What you are asked to do = In the letter from Apollonius to Eudemus below, at whose request did Apollonius work out the plan for the conics?

Source passage =

=-=-=

Apollonius to Eudemus, greetings.
If you are restored in body, and other things go with you to your mind, well and good; and we too fare pretty well. At the time I was with you in Pergamum, I observed you were quite eager to be kept informed of the work I was doing in conics. And so I have sent you this first book revised, and we shall dispatch the others when we are satisfied with them. For I don't believe you have forgotten hearing from me how I worked out the plan for these conics at the request of Naucrates, the geometer, at the time he was with us in Alexandria lecturing, and how arranging them in eight books we immediately communicated them in great haste because of his near departure, not revising them but putting down whatever came to us with the intention of a final going over. And so finding now the occasion of correcting them, one book after another, we publish them. And since it happened that some others among those frequenting us got acquainted with the fist and second books before the revision, don't be surprised if you come upon them in a different form.
Of the eight books the first four belong to a course in the elements. The first book contains the generation of the three sections and of the opposite branches, and the principal properties in them worked out more fully and universally than in the writings of others. The second book contains the properties having to do with the diameters and axes and also the asymptotes, and other things of a general and necessary use for limits of possibility. And what I call diameters and what I call axes you will know from this book. The third book contains many incredible theorems of use for the construction of solid loci and for limits of possibility of which the greatest part and the most beautiful are new. And when we had grapsed these, we knew that the three-line and four-line locus had not been constructed by Euclid, but only a chance part of it and that not very happily. For it was not possible for this construction to be completed without the additional things found by us. The fourth book shows in how many ways the sections of a cone intersect with each other and with the circumference of a circle, and contains other things in addition none of which has been written up by our predecessors, that is in how many points the section of a cone or the circumference of a circle and the opposite branches meet the opposite branches. The rest of the books are fuller in treatment. For there is one dealing more fully with maxima and minima, and one with equal and similar sections of a cone, and one with limiting theorems, and one with determinate conic problems. And so indeed, with all them published, those happening upon them can judge them as they see fit. Good-bye.
Apollonius of Perga. Conics, translated by R. Catesby Taliaferro, in Great Books of the Western World, Vol. 11, Chicago: Encyclopedia Britannica, 1952, p. 603.

=-=-=

Data shown =
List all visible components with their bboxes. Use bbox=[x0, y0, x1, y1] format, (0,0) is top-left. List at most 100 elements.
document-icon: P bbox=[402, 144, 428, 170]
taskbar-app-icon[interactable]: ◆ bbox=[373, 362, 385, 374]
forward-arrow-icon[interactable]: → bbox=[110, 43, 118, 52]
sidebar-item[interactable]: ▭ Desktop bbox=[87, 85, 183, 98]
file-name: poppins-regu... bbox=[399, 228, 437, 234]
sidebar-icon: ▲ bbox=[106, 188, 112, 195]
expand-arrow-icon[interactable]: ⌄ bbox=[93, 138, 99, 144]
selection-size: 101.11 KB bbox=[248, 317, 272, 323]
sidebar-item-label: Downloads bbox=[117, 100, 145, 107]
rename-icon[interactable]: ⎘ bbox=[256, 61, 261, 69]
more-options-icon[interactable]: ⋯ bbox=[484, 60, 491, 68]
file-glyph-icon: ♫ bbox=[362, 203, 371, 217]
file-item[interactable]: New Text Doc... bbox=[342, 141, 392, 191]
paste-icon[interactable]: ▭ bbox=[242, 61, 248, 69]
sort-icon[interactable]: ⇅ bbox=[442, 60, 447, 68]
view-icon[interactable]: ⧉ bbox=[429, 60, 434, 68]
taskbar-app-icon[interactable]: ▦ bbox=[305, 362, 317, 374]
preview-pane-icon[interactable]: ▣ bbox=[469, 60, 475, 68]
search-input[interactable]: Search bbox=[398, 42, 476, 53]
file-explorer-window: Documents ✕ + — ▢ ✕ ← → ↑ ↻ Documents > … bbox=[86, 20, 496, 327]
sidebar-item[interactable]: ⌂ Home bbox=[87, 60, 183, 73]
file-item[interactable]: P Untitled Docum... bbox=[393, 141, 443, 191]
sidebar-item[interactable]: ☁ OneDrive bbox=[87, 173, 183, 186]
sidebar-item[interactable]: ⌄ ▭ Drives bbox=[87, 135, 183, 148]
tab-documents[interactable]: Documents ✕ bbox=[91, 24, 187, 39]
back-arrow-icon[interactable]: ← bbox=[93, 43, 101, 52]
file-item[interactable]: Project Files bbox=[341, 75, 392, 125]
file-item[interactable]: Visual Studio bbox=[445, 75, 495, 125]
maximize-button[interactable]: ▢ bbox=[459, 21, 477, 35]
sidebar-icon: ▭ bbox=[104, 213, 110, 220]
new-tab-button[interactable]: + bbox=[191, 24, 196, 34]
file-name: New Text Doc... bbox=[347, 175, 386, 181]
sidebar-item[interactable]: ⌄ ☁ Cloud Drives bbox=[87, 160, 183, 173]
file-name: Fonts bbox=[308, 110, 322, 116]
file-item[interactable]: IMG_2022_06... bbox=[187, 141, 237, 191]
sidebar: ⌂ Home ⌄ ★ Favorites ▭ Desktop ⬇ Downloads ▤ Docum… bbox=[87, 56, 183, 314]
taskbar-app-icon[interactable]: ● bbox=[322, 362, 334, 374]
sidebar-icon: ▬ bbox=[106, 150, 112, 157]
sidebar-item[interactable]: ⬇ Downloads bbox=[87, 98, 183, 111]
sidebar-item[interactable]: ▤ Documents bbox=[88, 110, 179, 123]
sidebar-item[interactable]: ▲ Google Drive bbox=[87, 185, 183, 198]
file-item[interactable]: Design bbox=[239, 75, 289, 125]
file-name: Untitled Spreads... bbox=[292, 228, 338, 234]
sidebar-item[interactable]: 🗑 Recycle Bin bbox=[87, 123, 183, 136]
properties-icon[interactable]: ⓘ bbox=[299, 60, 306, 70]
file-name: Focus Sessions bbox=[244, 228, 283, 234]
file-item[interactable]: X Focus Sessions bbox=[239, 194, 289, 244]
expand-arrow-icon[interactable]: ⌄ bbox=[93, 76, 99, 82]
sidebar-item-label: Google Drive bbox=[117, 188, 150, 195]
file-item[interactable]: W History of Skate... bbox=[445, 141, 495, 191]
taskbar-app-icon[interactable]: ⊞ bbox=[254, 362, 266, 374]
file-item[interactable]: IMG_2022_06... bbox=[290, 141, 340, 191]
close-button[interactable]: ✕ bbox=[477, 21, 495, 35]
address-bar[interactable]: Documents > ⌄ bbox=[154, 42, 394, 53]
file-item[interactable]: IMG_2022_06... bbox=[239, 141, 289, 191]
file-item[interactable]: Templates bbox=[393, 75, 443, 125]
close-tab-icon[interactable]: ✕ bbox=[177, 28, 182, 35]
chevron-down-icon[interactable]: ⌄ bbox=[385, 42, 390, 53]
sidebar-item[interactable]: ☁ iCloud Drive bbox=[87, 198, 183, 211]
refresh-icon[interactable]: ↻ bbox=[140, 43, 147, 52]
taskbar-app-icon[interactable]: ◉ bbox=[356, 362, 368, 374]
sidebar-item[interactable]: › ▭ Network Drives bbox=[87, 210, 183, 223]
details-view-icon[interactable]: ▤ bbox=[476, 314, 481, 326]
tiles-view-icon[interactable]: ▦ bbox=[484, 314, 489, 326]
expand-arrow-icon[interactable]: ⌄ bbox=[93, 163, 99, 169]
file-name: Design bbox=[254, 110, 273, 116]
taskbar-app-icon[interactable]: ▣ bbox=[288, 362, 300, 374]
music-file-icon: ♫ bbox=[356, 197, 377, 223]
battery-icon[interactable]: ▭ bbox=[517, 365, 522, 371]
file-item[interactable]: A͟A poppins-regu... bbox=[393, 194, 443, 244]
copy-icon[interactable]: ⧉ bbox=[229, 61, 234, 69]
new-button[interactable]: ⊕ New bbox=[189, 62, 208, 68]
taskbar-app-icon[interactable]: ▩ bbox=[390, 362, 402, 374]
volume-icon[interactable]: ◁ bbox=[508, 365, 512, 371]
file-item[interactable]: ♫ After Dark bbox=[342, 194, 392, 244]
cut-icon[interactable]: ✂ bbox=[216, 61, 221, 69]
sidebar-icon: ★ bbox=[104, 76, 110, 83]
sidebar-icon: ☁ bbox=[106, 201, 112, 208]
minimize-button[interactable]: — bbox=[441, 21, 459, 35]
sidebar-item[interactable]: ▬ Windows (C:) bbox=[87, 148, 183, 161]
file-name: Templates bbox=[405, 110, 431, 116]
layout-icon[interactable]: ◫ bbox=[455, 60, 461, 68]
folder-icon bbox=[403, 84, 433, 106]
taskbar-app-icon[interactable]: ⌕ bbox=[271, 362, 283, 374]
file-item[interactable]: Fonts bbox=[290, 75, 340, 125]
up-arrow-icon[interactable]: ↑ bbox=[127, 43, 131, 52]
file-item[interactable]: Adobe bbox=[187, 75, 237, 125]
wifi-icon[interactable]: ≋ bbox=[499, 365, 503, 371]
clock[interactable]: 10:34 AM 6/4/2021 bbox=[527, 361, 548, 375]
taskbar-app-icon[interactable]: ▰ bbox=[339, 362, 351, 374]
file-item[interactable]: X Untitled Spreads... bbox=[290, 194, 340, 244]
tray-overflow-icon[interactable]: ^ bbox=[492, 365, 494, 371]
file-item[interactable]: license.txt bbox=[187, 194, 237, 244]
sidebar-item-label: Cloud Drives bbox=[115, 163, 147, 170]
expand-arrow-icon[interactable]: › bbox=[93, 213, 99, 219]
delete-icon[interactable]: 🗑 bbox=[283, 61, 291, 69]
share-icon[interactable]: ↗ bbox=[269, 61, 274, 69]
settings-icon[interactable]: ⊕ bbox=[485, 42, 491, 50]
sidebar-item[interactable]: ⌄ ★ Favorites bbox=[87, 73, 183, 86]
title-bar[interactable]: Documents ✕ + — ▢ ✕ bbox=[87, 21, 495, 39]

=-=-=

Output for this task = At the request of Naucrates, the geometer.